**GOAL**
Reproduce every line of the records below verbatim, leaving out the pictures.

**EXERCISE INPUTS**
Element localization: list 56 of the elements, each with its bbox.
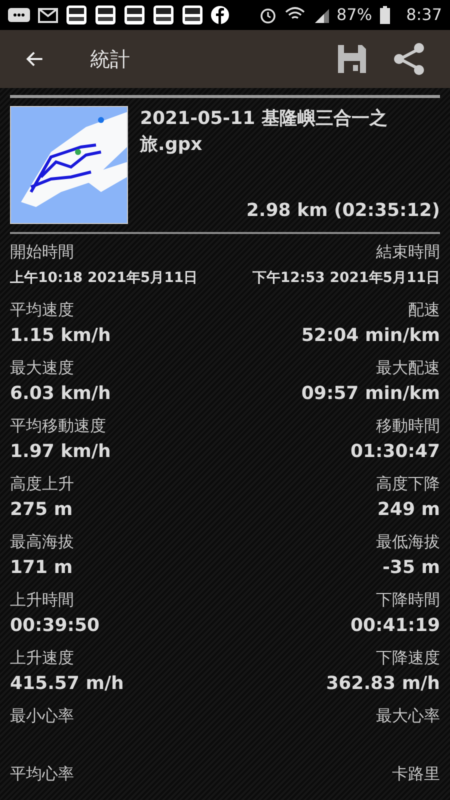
track-summary: 2.98 km (02:35:12)	[246, 199, 440, 223]
stat-value: 09:57 min/km	[301, 382, 440, 406]
stat-label: 上升時間	[10, 589, 74, 611]
share-button[interactable]	[392, 42, 426, 76]
facebook-icon	[211, 6, 229, 24]
stat-label: 上升速度	[10, 647, 74, 669]
stat-label: 配速	[408, 299, 440, 321]
stat-value: 6.03 km/h	[10, 382, 111, 406]
stat-value: 415.57 m/h	[10, 672, 124, 696]
app-logo-icon	[66, 5, 87, 25]
stat-label: 結束時間	[376, 241, 440, 263]
app-logo-icon	[95, 5, 116, 25]
screen-title: 統計	[90, 46, 131, 73]
stat-value: 上午10:18 2021年5月11日	[10, 269, 198, 288]
stat-label: 卡路里	[392, 763, 440, 785]
stat-value: 249 m	[377, 498, 440, 522]
app-logo-icon	[182, 5, 203, 25]
stat-label: 移動時間	[376, 415, 440, 437]
stat-value: 171 m	[10, 556, 73, 580]
battery-icon	[380, 6, 390, 24]
stat-label: 下降時間	[376, 589, 440, 611]
stat-value: 下午12:53 2021年5月11日	[252, 269, 440, 288]
stat-value: 362.83 m/h	[326, 672, 440, 696]
save-button[interactable]	[336, 43, 368, 75]
app-logo-icon	[153, 5, 174, 25]
stat-value: 1.15 km/h	[10, 324, 111, 348]
message-icon	[8, 7, 30, 23]
stat-label: 最高海拔	[10, 531, 74, 553]
stat-label: 開始時間	[10, 241, 74, 263]
stat-label: 高度上升	[10, 473, 74, 495]
alarm-icon	[258, 6, 276, 24]
stat-label: 平均移動速度	[10, 415, 106, 437]
app-logo-icon	[124, 5, 145, 25]
stat-label: 最小心率	[10, 705, 74, 727]
stat-value: -35 m	[382, 556, 440, 580]
battery-percent: 87%	[336, 4, 372, 26]
save-icon	[336, 43, 368, 75]
stat-value: 52:04 min/km	[301, 324, 440, 348]
stat-value: 1.97 km/h	[10, 440, 111, 464]
stat-label: 最大速度	[10, 357, 74, 379]
clock-time: 8:37	[406, 4, 442, 26]
stat-value: 00:41:19	[350, 614, 440, 638]
share-icon	[392, 42, 426, 76]
mail-icon	[38, 8, 58, 22]
stat-label: 平均速度	[10, 299, 74, 321]
stat-label: 最大配速	[376, 357, 440, 379]
track-file-name: 2021-05-11 基隆嶼三合一之旅.gpx	[140, 107, 388, 157]
signal-icon	[312, 7, 328, 23]
stat-label: 最低海拔	[376, 531, 440, 553]
stat-label: 平均心率	[10, 763, 74, 785]
stat-value: 00:39:50	[10, 614, 100, 638]
stat-label: 高度下降	[376, 473, 440, 495]
stat-label: 下降速度	[376, 647, 440, 669]
stat-value: 275 m	[10, 498, 73, 522]
stat-value: 01:30:47	[350, 440, 440, 464]
stat-label: 最大心率	[376, 705, 440, 727]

**COMPLETED TASK**
Element localization: list 56 of the elements, each with its bbox.
track-summary: 2.98 km (02:35:12)	[246, 199, 440, 223]
stat-value: 09:57 min/km	[301, 382, 440, 406]
stat-label: 上升時間	[10, 589, 74, 611]
share-button[interactable]	[392, 42, 426, 76]
facebook-icon	[211, 6, 229, 24]
stat-label: 上升速度	[10, 647, 74, 669]
stat-label: 配速	[408, 299, 440, 321]
stat-value: 6.03 km/h	[10, 382, 111, 406]
stat-value: 415.57 m/h	[10, 672, 124, 696]
app-logo-icon	[66, 5, 87, 25]
stat-label: 結束時間	[376, 241, 440, 263]
app-logo-icon	[95, 5, 116, 25]
screen-title: 統計	[90, 46, 131, 73]
stat-value: 上午10:18 2021年5月11日	[10, 269, 198, 288]
stat-label: 卡路里	[392, 763, 440, 785]
stat-value: 249 m	[377, 498, 440, 522]
app-logo-icon	[182, 5, 203, 25]
stat-label: 移動時間	[376, 415, 440, 437]
stat-value: 171 m	[10, 556, 73, 580]
battery-icon	[380, 6, 390, 24]
stat-label: 下降時間	[376, 589, 440, 611]
stat-value: 下午12:53 2021年5月11日	[252, 269, 440, 288]
stat-value: 362.83 m/h	[326, 672, 440, 696]
save-button[interactable]	[336, 43, 368, 75]
app-logo-icon	[153, 5, 174, 25]
stat-value: 1.15 km/h	[10, 324, 111, 348]
message-icon	[8, 7, 30, 23]
stat-label: 最高海拔	[10, 531, 74, 553]
stat-label: 開始時間	[10, 241, 74, 263]
stat-label: 高度上升	[10, 473, 74, 495]
alarm-icon	[258, 6, 276, 24]
stat-label: 平均移動速度	[10, 415, 106, 437]
app-logo-icon	[124, 5, 145, 25]
stat-label: 最小心率	[10, 705, 74, 727]
stat-value: -35 m	[382, 556, 440, 580]
battery-percent: 87%	[336, 4, 372, 26]
save-icon	[336, 43, 368, 75]
stat-value: 52:04 min/km	[301, 324, 440, 348]
stat-value: 1.97 km/h	[10, 440, 111, 464]
stat-label: 最大速度	[10, 357, 74, 379]
clock-time: 8:37	[406, 4, 442, 26]
stat-value: 00:41:19	[350, 614, 440, 638]
share-icon	[392, 42, 426, 76]
mail-icon	[38, 8, 58, 22]
stat-label: 平均速度	[10, 299, 74, 321]
stat-label: 最大配速	[376, 357, 440, 379]
track-file-name: 2021-05-11 基隆嶼三合一之旅.gpx	[140, 107, 388, 157]
signal-icon	[312, 7, 328, 23]
stat-label: 最低海拔	[376, 531, 440, 553]
stat-label: 平均心率	[10, 763, 74, 785]
stat-value: 00:39:50	[10, 614, 100, 638]
stat-label: 高度下降	[376, 473, 440, 495]
stat-label: 下降速度	[376, 647, 440, 669]
stat-value: 275 m	[10, 498, 73, 522]
stat-value: 01:30:47	[350, 440, 440, 464]
stat-label: 最大心率	[376, 705, 440, 727]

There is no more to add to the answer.